◆ **WRITTEN EXERCISE**:
Where a line in the listing contains the string "name", copy that line out.

◆ **EXERCISE MATERIAL**:
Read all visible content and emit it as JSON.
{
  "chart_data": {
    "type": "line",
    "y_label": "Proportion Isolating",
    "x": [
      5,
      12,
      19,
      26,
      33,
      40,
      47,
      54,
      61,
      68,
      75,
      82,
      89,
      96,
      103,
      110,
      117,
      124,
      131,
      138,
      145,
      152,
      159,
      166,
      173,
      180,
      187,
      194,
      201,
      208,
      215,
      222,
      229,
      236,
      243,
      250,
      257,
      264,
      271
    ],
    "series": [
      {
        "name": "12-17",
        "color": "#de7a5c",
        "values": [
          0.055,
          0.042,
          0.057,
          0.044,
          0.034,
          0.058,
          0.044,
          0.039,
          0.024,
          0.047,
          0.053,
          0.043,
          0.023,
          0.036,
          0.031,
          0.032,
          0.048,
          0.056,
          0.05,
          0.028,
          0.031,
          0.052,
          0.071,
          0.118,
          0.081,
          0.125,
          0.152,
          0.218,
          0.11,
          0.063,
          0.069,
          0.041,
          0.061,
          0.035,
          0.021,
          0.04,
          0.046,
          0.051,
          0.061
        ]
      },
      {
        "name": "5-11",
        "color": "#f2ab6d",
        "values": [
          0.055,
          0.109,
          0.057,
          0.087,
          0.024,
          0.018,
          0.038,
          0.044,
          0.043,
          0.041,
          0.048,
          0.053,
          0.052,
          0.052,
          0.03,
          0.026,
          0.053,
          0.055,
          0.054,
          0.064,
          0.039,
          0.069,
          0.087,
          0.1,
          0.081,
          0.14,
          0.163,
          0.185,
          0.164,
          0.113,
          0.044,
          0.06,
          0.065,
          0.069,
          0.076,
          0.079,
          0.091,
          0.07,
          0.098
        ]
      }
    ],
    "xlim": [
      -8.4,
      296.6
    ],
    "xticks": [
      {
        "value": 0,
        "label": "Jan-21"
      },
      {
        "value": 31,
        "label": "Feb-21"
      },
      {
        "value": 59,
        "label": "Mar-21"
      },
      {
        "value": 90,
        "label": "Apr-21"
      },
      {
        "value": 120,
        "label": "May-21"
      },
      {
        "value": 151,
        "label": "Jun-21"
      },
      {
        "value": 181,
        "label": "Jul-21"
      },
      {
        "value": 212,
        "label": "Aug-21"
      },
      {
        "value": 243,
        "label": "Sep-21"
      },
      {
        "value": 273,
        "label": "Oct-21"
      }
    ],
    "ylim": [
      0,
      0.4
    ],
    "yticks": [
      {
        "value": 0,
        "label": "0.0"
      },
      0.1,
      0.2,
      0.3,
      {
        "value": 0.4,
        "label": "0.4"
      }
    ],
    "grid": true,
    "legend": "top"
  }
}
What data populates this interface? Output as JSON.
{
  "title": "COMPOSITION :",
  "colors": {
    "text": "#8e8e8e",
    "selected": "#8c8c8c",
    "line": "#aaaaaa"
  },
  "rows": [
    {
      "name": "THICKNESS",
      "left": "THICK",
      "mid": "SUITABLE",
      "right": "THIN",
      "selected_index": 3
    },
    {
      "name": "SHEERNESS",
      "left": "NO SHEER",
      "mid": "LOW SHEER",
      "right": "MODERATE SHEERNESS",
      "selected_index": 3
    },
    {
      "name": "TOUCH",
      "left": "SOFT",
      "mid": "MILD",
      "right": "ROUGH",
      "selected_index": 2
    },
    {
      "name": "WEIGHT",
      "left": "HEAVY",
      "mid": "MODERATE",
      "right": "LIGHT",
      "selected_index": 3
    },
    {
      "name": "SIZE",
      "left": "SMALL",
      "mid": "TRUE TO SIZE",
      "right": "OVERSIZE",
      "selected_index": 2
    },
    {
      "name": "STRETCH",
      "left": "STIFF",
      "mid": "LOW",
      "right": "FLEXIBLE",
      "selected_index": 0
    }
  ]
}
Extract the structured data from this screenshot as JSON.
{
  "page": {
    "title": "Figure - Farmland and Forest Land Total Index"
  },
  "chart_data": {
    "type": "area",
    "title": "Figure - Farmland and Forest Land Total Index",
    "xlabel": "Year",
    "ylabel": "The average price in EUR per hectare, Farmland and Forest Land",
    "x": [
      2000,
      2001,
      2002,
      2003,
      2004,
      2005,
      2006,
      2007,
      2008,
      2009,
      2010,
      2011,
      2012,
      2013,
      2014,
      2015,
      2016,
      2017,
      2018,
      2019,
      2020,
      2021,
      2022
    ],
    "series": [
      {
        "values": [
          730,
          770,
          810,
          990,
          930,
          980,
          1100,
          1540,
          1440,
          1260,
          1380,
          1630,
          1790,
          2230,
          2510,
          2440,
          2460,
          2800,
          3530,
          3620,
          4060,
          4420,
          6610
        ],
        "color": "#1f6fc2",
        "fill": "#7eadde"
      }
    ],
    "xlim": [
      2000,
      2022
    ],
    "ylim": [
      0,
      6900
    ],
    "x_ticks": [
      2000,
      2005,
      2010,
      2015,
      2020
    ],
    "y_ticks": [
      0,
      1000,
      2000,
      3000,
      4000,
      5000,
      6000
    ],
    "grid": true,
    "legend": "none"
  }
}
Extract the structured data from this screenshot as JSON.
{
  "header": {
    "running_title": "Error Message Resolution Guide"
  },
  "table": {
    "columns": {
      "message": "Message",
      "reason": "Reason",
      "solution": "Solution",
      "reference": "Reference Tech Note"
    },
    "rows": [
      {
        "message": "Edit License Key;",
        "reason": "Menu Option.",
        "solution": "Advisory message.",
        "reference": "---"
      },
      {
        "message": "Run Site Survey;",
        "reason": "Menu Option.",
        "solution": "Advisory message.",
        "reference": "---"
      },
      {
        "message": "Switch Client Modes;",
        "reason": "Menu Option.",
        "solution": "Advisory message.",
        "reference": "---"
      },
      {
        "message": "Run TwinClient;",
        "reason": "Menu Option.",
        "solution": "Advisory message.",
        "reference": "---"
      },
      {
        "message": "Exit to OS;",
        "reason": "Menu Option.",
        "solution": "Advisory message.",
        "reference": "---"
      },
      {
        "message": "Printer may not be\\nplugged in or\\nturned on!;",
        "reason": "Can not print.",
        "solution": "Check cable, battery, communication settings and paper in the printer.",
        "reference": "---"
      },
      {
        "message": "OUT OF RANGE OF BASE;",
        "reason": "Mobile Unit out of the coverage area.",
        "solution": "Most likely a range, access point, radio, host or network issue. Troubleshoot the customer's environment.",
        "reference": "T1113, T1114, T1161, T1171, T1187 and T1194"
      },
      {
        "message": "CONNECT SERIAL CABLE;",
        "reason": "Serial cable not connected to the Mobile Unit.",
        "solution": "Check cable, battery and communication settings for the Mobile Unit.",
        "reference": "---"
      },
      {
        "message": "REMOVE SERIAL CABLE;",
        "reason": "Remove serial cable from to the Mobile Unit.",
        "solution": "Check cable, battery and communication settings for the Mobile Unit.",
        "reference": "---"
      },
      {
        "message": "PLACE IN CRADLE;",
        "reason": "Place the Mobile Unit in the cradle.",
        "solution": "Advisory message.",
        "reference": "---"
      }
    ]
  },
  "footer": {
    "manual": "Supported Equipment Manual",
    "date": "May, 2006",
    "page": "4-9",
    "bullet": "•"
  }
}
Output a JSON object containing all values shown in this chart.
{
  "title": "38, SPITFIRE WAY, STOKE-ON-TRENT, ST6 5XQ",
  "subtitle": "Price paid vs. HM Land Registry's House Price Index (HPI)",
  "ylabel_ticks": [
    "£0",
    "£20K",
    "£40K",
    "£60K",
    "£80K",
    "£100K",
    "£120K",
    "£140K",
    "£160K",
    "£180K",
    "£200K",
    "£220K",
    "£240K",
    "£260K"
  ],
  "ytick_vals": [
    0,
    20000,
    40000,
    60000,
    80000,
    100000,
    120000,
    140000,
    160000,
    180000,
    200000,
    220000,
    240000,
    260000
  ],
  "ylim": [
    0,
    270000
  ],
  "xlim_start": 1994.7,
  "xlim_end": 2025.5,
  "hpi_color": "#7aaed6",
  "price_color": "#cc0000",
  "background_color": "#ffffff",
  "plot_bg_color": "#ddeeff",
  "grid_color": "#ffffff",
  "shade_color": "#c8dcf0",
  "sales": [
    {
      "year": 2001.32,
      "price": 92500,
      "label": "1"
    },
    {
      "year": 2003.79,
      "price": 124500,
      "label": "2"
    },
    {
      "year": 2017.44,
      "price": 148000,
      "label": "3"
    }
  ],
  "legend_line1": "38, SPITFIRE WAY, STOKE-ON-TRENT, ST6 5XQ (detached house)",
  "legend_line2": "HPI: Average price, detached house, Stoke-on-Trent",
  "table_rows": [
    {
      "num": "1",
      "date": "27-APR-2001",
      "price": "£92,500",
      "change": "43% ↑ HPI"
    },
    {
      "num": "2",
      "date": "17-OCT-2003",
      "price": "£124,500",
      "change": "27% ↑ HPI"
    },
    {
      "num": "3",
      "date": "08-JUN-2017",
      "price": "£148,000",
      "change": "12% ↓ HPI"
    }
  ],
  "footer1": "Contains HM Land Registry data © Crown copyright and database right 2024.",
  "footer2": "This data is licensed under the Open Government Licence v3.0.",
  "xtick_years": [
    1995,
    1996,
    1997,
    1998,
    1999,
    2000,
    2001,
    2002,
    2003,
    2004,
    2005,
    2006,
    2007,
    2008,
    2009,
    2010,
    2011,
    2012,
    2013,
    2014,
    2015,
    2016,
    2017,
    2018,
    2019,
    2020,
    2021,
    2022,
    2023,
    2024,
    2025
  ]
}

◆ **EXERCISE RESULT**:
        "name": "12-17",
        "name": "5-11",
      "name": "THICKNESS",
      "name": "SHEERNESS",
      "name": "TOUCH",
      "name": "WEIGHT",
      "name": "SIZE",
      "name": "STRETCH",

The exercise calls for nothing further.